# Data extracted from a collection
◆ ◆ ◆ ◆ ◆ ◆ ◆

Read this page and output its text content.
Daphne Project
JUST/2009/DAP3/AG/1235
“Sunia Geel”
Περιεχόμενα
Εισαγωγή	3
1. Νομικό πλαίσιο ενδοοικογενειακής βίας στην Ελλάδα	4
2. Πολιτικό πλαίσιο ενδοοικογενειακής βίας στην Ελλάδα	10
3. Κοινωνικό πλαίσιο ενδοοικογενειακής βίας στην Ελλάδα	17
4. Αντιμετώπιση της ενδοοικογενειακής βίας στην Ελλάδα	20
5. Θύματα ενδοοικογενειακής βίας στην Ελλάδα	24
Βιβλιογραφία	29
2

◆ ◆ ◆ ◆ ◆ ◆ ◆

# WHAT IS EXPECTED
Scan the lines for the string "ενδοοικογενειακής". Copy out each line that matches.

# SOLVED EXERCISE
1. Νομικό πλαίσιο ενδοοικογενειακής βίας στην Ελλάδα	4
2. Πολιτικό πλαίσιο ενδοοικογενειακής βίας στην Ελλάδα	10
3. Κοινωνικό πλαίσιο ενδοοικογενειακής βίας στην Ελλάδα	17
4. Αντιμετώπιση της ενδοοικογενειακής βίας στην Ελλάδα	20
5. Θύματα ενδοοικογενειακής βίας στην Ελλάδα	24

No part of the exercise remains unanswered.